_Exercise description_
Will you transcribe the entries that follow, exactly and in full?

┄┄┄┄┄┄┄┄┄┄

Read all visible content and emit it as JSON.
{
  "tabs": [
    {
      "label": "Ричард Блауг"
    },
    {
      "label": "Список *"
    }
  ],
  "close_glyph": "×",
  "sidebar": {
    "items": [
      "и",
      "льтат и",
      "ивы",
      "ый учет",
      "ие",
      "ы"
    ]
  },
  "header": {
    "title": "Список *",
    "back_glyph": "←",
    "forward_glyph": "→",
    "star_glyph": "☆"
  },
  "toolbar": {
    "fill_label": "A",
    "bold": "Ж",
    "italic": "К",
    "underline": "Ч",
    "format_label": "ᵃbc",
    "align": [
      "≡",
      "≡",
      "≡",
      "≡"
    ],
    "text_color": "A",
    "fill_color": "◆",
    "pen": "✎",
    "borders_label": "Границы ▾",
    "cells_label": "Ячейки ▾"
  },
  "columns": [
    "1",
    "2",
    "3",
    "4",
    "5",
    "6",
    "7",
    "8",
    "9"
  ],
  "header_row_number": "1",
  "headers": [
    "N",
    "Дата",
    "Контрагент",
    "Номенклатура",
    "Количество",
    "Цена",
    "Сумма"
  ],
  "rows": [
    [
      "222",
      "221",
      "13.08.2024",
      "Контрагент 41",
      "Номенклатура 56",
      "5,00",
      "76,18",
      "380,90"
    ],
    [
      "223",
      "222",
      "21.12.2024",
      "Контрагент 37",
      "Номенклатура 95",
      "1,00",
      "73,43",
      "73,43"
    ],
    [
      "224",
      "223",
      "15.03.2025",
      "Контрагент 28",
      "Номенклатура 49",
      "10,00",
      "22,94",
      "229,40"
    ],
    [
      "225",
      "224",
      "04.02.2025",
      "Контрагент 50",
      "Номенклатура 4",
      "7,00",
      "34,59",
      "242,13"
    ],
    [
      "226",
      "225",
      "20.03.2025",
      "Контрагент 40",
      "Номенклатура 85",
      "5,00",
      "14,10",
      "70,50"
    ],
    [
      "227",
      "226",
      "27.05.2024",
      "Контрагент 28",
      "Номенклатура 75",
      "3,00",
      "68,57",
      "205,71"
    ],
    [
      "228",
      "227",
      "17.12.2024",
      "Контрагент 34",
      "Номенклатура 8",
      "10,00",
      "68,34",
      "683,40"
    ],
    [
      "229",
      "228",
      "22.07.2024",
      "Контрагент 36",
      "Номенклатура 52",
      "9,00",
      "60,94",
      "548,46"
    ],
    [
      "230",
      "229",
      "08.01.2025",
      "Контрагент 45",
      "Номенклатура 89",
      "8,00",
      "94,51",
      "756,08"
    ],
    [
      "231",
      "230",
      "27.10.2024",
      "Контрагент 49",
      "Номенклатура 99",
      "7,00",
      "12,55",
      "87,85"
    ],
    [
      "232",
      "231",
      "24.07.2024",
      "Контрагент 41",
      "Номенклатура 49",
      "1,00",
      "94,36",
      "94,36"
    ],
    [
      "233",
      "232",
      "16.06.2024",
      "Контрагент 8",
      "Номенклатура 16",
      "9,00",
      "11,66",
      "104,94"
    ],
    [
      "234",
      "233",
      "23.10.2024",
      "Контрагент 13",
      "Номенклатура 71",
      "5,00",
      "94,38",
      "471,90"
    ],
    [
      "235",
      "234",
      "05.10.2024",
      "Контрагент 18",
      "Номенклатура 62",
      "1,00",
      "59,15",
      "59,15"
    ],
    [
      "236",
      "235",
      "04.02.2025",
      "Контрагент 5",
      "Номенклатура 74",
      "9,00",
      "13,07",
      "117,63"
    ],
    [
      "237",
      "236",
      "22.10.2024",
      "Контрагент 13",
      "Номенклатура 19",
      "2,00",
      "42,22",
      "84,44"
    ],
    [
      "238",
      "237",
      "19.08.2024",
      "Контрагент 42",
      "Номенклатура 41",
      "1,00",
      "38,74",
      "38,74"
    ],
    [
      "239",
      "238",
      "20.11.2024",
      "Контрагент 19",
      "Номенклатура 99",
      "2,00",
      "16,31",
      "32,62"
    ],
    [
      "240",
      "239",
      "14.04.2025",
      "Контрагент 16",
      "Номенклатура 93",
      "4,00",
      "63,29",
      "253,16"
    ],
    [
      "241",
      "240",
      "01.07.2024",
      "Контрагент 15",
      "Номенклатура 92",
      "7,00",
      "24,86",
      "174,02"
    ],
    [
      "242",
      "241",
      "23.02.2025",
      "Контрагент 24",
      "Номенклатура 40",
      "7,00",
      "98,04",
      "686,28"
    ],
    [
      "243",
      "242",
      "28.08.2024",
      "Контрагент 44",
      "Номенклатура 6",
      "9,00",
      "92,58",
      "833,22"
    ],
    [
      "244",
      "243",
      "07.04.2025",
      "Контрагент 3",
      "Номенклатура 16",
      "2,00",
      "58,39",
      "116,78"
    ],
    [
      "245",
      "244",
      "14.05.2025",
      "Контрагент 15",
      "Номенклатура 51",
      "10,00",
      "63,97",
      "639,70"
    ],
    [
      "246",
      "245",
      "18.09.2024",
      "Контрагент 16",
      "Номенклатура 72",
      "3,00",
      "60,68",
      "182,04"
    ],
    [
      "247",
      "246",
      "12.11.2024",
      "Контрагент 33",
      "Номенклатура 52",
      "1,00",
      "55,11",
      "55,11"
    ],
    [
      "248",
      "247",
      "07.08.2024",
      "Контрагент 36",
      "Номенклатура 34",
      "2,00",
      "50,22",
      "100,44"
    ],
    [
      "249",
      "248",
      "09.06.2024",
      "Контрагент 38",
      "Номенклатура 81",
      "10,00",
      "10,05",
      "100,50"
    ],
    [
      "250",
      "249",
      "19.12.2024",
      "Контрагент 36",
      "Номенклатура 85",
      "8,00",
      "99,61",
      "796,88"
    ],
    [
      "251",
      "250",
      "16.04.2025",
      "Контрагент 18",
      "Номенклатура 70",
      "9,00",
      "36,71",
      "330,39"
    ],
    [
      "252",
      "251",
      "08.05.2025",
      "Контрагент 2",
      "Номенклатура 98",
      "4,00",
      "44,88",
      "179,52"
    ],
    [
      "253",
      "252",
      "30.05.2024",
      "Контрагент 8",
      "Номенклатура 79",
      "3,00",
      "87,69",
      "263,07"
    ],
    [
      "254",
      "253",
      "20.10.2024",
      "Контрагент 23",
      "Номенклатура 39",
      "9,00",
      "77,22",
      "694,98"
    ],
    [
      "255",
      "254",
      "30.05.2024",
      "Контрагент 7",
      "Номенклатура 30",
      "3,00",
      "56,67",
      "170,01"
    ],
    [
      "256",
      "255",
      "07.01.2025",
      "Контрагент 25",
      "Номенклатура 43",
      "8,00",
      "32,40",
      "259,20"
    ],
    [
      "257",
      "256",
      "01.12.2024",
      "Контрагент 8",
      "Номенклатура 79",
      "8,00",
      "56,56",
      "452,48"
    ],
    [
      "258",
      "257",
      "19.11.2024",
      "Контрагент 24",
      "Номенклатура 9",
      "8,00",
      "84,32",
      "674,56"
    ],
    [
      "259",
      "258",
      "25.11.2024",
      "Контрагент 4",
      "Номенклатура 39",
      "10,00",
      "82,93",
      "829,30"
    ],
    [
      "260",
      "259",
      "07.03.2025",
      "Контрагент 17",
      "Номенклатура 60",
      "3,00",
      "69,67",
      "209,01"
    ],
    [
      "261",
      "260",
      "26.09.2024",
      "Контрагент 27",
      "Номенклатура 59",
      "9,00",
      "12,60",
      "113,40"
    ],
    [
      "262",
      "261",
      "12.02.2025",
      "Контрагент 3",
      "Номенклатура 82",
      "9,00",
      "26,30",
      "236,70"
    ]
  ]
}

┄┄┄┄┄┄┄┄┄┄

_Exercise result_
Read all visible content and emit it as JSON.
{
  "tabs": [
    {
      "label": "Ричард Блауг"
    },
    {
      "label": "Список *"
    }
  ],
  "close_glyph": "×",
  "sidebar": {
    "items": [
      "и",
      "льтат и",
      "ивы",
      "ый учет",
      "ие",
      "ы"
    ]
  },
  "header": {
    "title": "Список *",
    "back_glyph": "←",
    "forward_glyph": "→",
    "star_glyph": "☆"
  },
  "toolbar": {
    "fill_label": "A",
    "bold": "Ж",
    "italic": "К",
    "underline": "Ч",
    "format_label": "ᵃbc",
    "align": [
      "≡",
      "≡",
      "≡",
      "≡"
    ],
    "text_color": "A",
    "fill_color": "◆",
    "pen": "✎",
    "borders_label": "Границы ▾",
    "cells_label": "Ячейки ▾"
  },
  "columns": [
    "1",
    "2",
    "3",
    "4",
    "5",
    "6",
    "7",
    "8",
    "9"
  ],
  "header_row_number": "1",
  "headers": [
    "N",
    "Дата",
    "Контрагент",
    "Номенклатура",
    "Количество",
    "Цена",
    "Сумма"
  ],
  "rows": [
    [
      "222",
      "221",
      "13.08.2024",
      "Контрагент 41",
      "Номенклатура 56",
      "5,00",
      "76,18",
      "380,90"
    ],
    [
      "223",
      "222",
      "21.12.2024",
      "Контрагент 37",
      "Номенклатура 95",
      "1,00",
      "73,43",
      "73,43"
    ],
    [
      "224",
      "223",
      "15.03.2025",
      "Контрагент 28",
      "Номенклатура 49",
      "10,00",
      "22,94",
      "229,40"
    ],
    [
      "225",
      "224",
      "04.02.2025",
      "Контрагент 50",
      "Номенклатура 4",
      "7,00",
      "34,59",
      "242,13"
    ],
    [
      "226",
      "225",
      "20.03.2025",
      "Контрагент 40",
      "Номенклатура 85",
      "5,00",
      "14,10",
      "70,50"
    ],
    [
      "227",
      "226",
      "27.05.2024",
      "Контрагент 28",
      "Номенклатура 75",
      "3,00",
      "68,57",
      "205,71"
    ],
    [
      "228",
      "227",
      "17.12.2024",
      "Контрагент 34",
      "Номенклатура 8",
      "10,00",
      "68,34",
      "683,40"
    ],
    [
      "229",
      "228",
      "22.07.2024",
      "Контрагент 36",
      "Номенклатура 52",
      "9,00",
      "60,94",
      "548,46"
    ],
    [
      "230",
      "229",
      "08.01.2025",
      "Контрагент 45",
      "Номенклатура 89",
      "8,00",
      "94,51",
      "756,08"
    ],
    [
      "231",
      "230",
      "27.10.2024",
      "Контрагент 49",
      "Номенклатура 99",
      "7,00",
      "12,55",
      "87,85"
    ],
    [
      "232",
      "231",
      "24.07.2024",
      "Контрагент 41",
      "Номенклатура 49",
      "1,00",
      "94,36",
      "94,36"
    ],
    [
      "233",
      "232",
      "16.06.2024",
      "Контрагент 8",
      "Номенклатура 16",
      "9,00",
      "11,66",
      "104,94"
    ],
    [
      "234",
      "233",
      "23.10.2024",
      "Контрагент 13",
      "Номенклатура 71",
      "5,00",
      "94,38",
      "471,90"
    ],
    [
      "235",
      "234",
      "05.10.2024",
      "Контрагент 18",
      "Номенклатура 62",
      "1,00",
      "59,15",
      "59,15"
    ],
    [
      "236",
      "235",
      "04.02.2025",
      "Контрагент 5",
      "Номенклатура 74",
      "9,00",
      "13,07",
      "117,63"
    ],
    [
      "237",
      "236",
      "22.10.2024",
      "Контрагент 13",
      "Номенклатура 19",
      "2,00",
      "42,22",
      "84,44"
    ],
    [
      "238",
      "237",
      "19.08.2024",
      "Контрагент 42",
      "Номенклатура 41",
      "1,00",
      "38,74",
      "38,74"
    ],
    [
      "239",
      "238",
      "20.11.2024",
      "Контрагент 19",
      "Номенклатура 99",
      "2,00",
      "16,31",
      "32,62"
    ],
    [
      "240",
      "239",
      "14.04.2025",
      "Контрагент 16",
      "Номенклатура 93",
      "4,00",
      "63,29",
      "253,16"
    ],
    [
      "241",
      "240",
      "01.07.2024",
      "Контрагент 15",
      "Номенклатура 92",
      "7,00",
      "24,86",
      "174,02"
    ],
    [
      "242",
      "241",
      "23.02.2025",
      "Контрагент 24",
      "Номенклатура 40",
      "7,00",
      "98,04",
      "686,28"
    ],
    [
      "243",
      "242",
      "28.08.2024",
      "Контрагент 44",
      "Номенклатура 6",
      "9,00",
      "92,58",
      "833,22"
    ],
    [
      "244",
      "243",
      "07.04.2025",
      "Контрагент 3",
      "Номенклатура 16",
      "2,00",
      "58,39",
      "116,78"
    ],
    [
      "245",
      "244",
      "14.05.2025",
      "Контрагент 15",
      "Номенклатура 51",
      "10,00",
      "63,97",
      "639,70"
    ],
    [
      "246",
      "245",
      "18.09.2024",
      "Контрагент 16",
      "Номенклатура 72",
      "3,00",
      "60,68",
      "182,04"
    ],
    [
      "247",
      "246",
      "12.11.2024",
      "Контрагент 33",
      "Номенклатура 52",
      "1,00",
      "55,11",
      "55,11"
    ],
    [
      "248",
      "247",
      "07.08.2024",
      "Контрагент 36",
      "Номенклатура 34",
      "2,00",
      "50,22",
      "100,44"
    ],
    [
      "249",
      "248",
      "09.06.2024",
      "Контрагент 38",
      "Номенклатура 81",
      "10,00",
      "10,05",
      "100,50"
    ],
    [
      "250",
      "249",
      "19.12.2024",
      "Контрагент 36",
      "Номенклатура 85",
      "8,00",
      "99,61",
      "796,88"
    ],
    [
      "251",
      "250",
      "16.04.2025",
      "Контрагент 18",
      "Номенклатура 70",
      "9,00",
      "36,71",
      "330,39"
    ],
    [
      "252",
      "251",
      "08.05.2025",
      "Контрагент 2",
      "Номенклатура 98",
      "4,00",
      "44,88",
      "179,52"
    ],
    [
      "253",
      "252",
      "30.05.2024",
      "Контрагент 8",
      "Номенклатура 79",
      "3,00",
      "87,69",
      "263,07"
    ],
    [
      "254",
      "253",
      "20.10.2024",
      "Контрагент 23",
      "Номенклатура 39",
      "9,00",
      "77,22",
      "694,98"
    ],
    [
      "255",
      "254",
      "30.05.2024",
      "Контрагент 7",
      "Номенклатура 30",
      "3,00",
      "56,67",
      "170,01"
    ],
    [
      "256",
      "255",
      "07.01.2025",
      "Контрагент 25",
      "Номенклатура 43",
      "8,00",
      "32,40",
      "259,20"
    ],
    [
      "257",
      "256",
      "01.12.2024",
      "Контрагент 8",
      "Номенклатура 79",
      "8,00",
      "56,56",
      "452,48"
    ],
    [
      "258",
      "257",
      "19.11.2024",
      "Контрагент 24",
      "Номенклатура 9",
      "8,00",
      "84,32",
      "674,56"
    ],
    [
      "259",
      "258",
      "25.11.2024",
      "Контрагент 4",
      "Номенклатура 39",
      "10,00",
      "82,93",
      "829,30"
    ],
    [
      "260",
      "259",
      "07.03.2025",
      "Контрагент 17",
      "Номенклатура 60",
      "3,00",
      "69,67",
      "209,01"
    ],
    [
      "261",
      "260",
      "26.09.2024",
      "Контрагент 27",
      "Номенклатура 59",
      "9,00",
      "12,60",
      "113,40"
    ],
    [
      "262",
      "261",
      "12.02.2025",
      "Контрагент 3",
      "Номенклатура 82",
      "9,00",
      "26,30",
      "236,70"
    ]
  ]
}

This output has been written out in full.